Write out the listing below without alteration, omitting its pictures.

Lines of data
|---|

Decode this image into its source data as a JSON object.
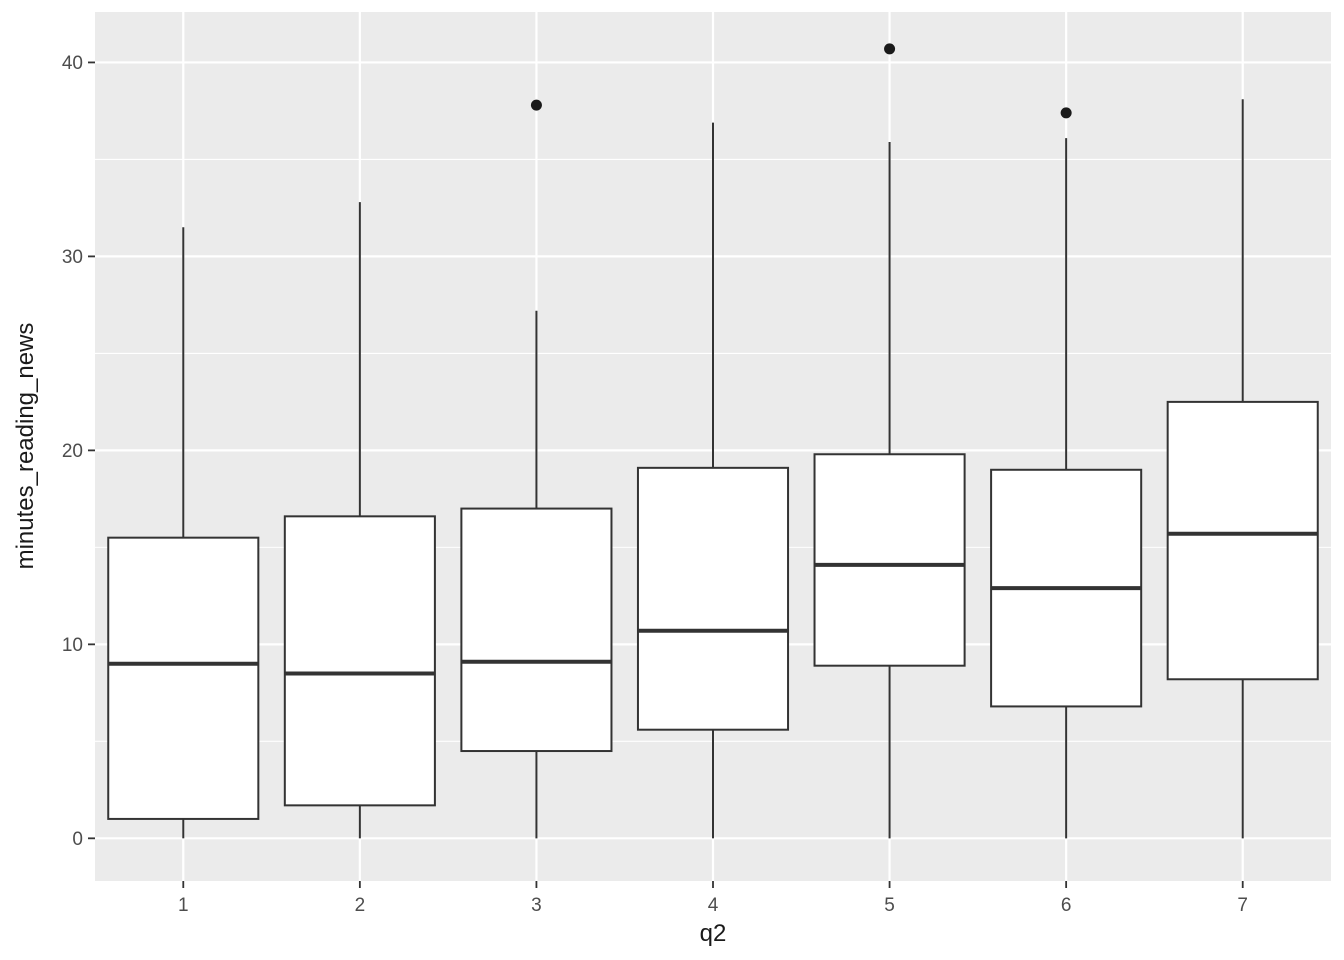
{
  "chart_data": {
    "type": "boxplot",
    "title": "",
    "xlabel": "q2",
    "ylabel": "minutes_reading_news",
    "categories": [
      "1",
      "2",
      "3",
      "4",
      "5",
      "6",
      "7"
    ],
    "ylim": [
      -2.2,
      42.6
    ],
    "yticks": [
      0,
      10,
      20,
      30,
      40
    ],
    "yminor": [
      5,
      15,
      25,
      35
    ],
    "grid": true,
    "legend": "none",
    "boxes": [
      {
        "category": "1",
        "whisker_low": 0,
        "q1": 1.0,
        "median": 9.0,
        "q3": 15.5,
        "whisker_high": 31.5,
        "outliers": []
      },
      {
        "category": "2",
        "whisker_low": 0,
        "q1": 1.7,
        "median": 8.5,
        "q3": 16.6,
        "whisker_high": 32.8,
        "outliers": []
      },
      {
        "category": "3",
        "whisker_low": 0,
        "q1": 4.5,
        "median": 9.1,
        "q3": 17.0,
        "whisker_high": 27.2,
        "outliers": [
          37.8
        ]
      },
      {
        "category": "4",
        "whisker_low": 0,
        "q1": 5.6,
        "median": 10.7,
        "q3": 19.1,
        "whisker_high": 36.9,
        "outliers": []
      },
      {
        "category": "5",
        "whisker_low": 0,
        "q1": 8.9,
        "median": 14.1,
        "q3": 19.8,
        "whisker_high": 35.9,
        "outliers": [
          40.7
        ]
      },
      {
        "category": "6",
        "whisker_low": 0,
        "q1": 6.8,
        "median": 12.9,
        "q3": 19.0,
        "whisker_high": 36.1,
        "outliers": [
          37.4
        ]
      },
      {
        "category": "7",
        "whisker_low": 0,
        "q1": 8.2,
        "median": 15.7,
        "q3": 22.5,
        "whisker_high": 38.1,
        "outliers": []
      }
    ],
    "colors": {
      "panel_bg": "#EBEBEB",
      "grid_major": "#FFFFFF",
      "grid_minor": "#FFFFFF",
      "box_fill": "#FFFFFF",
      "box_stroke": "#333333",
      "median": "#333333",
      "outlier": "#1a1a1a",
      "tick": "#333333",
      "tick_text": "#4D4D4D"
    }
  }
}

|---|

Exercise response |
Decode this image into its source data as a JSON object.
{
  "chart_data": {
    "type": "boxplot",
    "title": "",
    "xlabel": "q2",
    "ylabel": "minutes_reading_news",
    "categories": [
      "1",
      "2",
      "3",
      "4",
      "5",
      "6",
      "7"
    ],
    "ylim": [
      -2.2,
      42.6
    ],
    "yticks": [
      0,
      10,
      20,
      30,
      40
    ],
    "yminor": [
      5,
      15,
      25,
      35
    ],
    "grid": true,
    "legend": "none",
    "boxes": [
      {
        "category": "1",
        "whisker_low": 0,
        "q1": 1.0,
        "median": 9.0,
        "q3": 15.5,
        "whisker_high": 31.5,
        "outliers": []
      },
      {
        "category": "2",
        "whisker_low": 0,
        "q1": 1.7,
        "median": 8.5,
        "q3": 16.6,
        "whisker_high": 32.8,
        "outliers": []
      },
      {
        "category": "3",
        "whisker_low": 0,
        "q1": 4.5,
        "median": 9.1,
        "q3": 17.0,
        "whisker_high": 27.2,
        "outliers": [
          37.8
        ]
      },
      {
        "category": "4",
        "whisker_low": 0,
        "q1": 5.6,
        "median": 10.7,
        "q3": 19.1,
        "whisker_high": 36.9,
        "outliers": []
      },
      {
        "category": "5",
        "whisker_low": 0,
        "q1": 8.9,
        "median": 14.1,
        "q3": 19.8,
        "whisker_high": 35.9,
        "outliers": [
          40.7
        ]
      },
      {
        "category": "6",
        "whisker_low": 0,
        "q1": 6.8,
        "median": 12.9,
        "q3": 19.0,
        "whisker_high": 36.1,
        "outliers": [
          37.4
        ]
      },
      {
        "category": "7",
        "whisker_low": 0,
        "q1": 8.2,
        "median": 15.7,
        "q3": 22.5,
        "whisker_high": 38.1,
        "outliers": []
      }
    ],
    "colors": {
      "panel_bg": "#EBEBEB",
      "grid_major": "#FFFFFF",
      "grid_minor": "#FFFFFF",
      "box_fill": "#FFFFFF",
      "box_stroke": "#333333",
      "median": "#333333",
      "outlier": "#1a1a1a",
      "tick": "#333333",
      "tick_text": "#4D4D4D"
    }
  }
}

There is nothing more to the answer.